EXERCISE INPUT:
▬▬▬▬▬▬▬▬▬▬
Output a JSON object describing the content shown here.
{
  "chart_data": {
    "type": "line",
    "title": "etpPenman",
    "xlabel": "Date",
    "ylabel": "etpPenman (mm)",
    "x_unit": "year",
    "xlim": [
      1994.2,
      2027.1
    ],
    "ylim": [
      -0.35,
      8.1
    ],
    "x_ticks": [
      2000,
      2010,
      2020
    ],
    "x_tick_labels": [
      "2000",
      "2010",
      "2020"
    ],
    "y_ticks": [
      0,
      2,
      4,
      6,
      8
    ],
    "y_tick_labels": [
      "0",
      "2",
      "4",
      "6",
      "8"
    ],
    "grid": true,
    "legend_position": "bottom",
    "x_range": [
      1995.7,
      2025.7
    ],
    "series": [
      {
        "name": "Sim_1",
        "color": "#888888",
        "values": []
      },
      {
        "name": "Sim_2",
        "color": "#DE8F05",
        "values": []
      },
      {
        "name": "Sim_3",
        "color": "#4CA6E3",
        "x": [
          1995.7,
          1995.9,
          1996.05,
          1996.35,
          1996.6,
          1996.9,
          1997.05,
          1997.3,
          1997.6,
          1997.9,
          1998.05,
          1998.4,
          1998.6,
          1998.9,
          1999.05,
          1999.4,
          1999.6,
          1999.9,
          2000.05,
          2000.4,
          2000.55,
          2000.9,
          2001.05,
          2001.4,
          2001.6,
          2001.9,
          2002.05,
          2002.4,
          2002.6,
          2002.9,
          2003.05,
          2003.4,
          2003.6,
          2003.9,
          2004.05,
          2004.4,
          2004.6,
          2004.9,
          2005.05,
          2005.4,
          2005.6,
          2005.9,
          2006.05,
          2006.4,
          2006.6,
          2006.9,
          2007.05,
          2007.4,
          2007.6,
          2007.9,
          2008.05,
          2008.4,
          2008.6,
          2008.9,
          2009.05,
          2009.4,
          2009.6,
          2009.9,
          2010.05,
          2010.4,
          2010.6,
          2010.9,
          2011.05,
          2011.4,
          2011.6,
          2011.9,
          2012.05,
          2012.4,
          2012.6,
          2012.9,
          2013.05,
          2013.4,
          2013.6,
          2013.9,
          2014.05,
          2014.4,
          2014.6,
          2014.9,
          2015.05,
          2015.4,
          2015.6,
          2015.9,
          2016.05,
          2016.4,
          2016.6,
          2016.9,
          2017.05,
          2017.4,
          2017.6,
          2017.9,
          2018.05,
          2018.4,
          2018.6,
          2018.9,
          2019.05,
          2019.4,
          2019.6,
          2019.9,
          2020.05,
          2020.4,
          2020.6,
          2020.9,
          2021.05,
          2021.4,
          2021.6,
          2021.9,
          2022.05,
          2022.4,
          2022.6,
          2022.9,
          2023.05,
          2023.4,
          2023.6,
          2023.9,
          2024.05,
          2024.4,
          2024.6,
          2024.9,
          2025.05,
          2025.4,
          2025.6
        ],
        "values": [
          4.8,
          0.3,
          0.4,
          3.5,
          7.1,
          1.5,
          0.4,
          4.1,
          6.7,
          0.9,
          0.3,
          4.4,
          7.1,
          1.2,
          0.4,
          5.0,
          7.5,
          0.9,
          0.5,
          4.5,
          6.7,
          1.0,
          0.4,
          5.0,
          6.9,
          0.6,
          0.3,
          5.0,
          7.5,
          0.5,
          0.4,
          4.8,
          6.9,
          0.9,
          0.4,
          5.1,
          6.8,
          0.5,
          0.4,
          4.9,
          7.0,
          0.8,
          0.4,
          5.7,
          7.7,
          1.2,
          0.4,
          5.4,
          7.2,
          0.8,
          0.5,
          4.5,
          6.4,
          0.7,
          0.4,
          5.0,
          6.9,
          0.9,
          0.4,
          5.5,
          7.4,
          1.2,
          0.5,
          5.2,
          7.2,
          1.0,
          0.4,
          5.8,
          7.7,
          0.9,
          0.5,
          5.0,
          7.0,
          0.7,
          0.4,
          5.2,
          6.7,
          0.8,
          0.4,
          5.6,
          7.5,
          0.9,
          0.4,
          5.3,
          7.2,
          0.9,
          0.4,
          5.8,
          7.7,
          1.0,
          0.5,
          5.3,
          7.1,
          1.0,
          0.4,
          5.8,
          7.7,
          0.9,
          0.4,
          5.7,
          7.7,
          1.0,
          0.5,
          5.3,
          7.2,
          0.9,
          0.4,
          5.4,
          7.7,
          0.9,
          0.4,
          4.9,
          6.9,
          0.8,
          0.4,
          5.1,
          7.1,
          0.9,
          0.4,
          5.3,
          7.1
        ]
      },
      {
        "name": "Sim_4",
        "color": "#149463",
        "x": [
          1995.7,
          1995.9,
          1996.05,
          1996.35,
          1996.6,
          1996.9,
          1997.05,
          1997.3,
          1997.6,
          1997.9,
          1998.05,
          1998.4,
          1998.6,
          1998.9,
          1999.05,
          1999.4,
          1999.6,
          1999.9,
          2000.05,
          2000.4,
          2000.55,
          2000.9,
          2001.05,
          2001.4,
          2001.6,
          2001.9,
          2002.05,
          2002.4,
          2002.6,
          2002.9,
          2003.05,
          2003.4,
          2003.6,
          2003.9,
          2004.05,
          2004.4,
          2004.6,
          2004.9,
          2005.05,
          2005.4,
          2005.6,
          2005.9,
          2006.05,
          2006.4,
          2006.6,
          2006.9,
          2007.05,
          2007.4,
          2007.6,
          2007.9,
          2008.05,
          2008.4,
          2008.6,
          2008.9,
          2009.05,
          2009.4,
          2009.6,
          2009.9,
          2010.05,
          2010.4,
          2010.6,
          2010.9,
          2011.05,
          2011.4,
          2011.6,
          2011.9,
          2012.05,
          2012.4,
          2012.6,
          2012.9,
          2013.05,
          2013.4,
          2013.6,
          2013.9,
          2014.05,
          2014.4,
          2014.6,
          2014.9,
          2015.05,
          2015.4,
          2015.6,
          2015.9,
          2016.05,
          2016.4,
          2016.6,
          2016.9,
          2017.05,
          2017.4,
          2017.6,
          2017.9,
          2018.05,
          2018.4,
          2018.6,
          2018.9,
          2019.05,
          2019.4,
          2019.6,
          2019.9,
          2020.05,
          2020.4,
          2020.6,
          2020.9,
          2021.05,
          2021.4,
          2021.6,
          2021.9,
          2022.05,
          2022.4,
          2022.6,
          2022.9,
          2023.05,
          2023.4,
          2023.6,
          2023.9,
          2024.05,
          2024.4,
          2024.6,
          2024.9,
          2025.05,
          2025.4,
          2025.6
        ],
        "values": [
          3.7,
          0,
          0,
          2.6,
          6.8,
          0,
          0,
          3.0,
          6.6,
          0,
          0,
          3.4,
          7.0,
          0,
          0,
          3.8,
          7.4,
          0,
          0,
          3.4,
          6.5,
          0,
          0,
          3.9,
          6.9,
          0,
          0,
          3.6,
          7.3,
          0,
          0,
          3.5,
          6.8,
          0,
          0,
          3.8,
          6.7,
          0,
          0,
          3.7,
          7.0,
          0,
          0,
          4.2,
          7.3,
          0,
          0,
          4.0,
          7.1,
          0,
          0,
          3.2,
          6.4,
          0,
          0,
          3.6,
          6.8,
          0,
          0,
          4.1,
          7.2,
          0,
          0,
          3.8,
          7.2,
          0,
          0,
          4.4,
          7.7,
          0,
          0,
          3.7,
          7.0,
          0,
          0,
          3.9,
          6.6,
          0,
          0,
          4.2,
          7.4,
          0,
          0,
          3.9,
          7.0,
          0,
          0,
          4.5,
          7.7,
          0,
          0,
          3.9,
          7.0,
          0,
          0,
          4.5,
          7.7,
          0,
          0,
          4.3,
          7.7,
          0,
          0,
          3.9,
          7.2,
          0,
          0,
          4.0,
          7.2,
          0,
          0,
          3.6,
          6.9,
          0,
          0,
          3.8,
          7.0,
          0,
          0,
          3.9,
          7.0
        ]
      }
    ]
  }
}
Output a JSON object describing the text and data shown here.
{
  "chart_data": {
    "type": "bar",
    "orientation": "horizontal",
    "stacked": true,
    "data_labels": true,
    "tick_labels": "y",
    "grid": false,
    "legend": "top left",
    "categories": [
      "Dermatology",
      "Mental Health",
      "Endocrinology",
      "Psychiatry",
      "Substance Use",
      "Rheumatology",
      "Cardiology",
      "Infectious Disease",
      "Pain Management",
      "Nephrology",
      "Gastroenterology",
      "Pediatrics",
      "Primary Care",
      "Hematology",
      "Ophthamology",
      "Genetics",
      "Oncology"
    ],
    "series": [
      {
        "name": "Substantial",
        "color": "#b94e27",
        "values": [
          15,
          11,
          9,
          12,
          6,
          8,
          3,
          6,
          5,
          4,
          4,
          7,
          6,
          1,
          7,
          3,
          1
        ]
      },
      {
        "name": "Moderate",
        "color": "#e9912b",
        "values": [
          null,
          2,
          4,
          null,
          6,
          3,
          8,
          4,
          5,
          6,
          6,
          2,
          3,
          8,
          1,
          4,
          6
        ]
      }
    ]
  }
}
▬▬▬▬▬▬▬▬▬▬
DIRECTIONS FOR THIS TASK:
Find the line that contains "Output a JSON object describing the text" in the listing above. Retype it and every line after it up to the last, exactly, and nothing else.

TASK ANSWER:
Output a JSON object describing the text and data shown here.
{
  "chart_data": {
    "type": "bar",
    "orientation": "horizontal",
    "stacked": true,
    "data_labels": true,
    "tick_labels": "y",
    "grid": false,
    "legend": "top left",
    "categories": [
      "Dermatology",
      "Mental Health",
      "Endocrinology",
      "Psychiatry",
      "Substance Use",
      "Rheumatology",
      "Cardiology",
      "Infectious Disease",
      "Pain Management",
      "Nephrology",
      "Gastroenterology",
      "Pediatrics",
      "Primary Care",
      "Hematology",
      "Ophthamology",
      "Genetics",
      "Oncology"
    ],
    "series": [
      {
        "name": "Substantial",
        "color": "#b94e27",
        "values": [
          15,
          11,
          9,
          12,
          6,
          8,
          3,
          6,
          5,
          4,
          4,
          7,
          6,
          1,
          7,
          3,
          1
        ]
      },
      {
        "name": "Moderate",
        "color": "#e9912b",
        "values": [
          null,
          2,
          4,
          null,
          6,
          3,
          8,
          4,
          5,
          6,
          6,
          2,
          3,
          8,
          1,
          4,
          6
        ]
      }
    ]
  }
}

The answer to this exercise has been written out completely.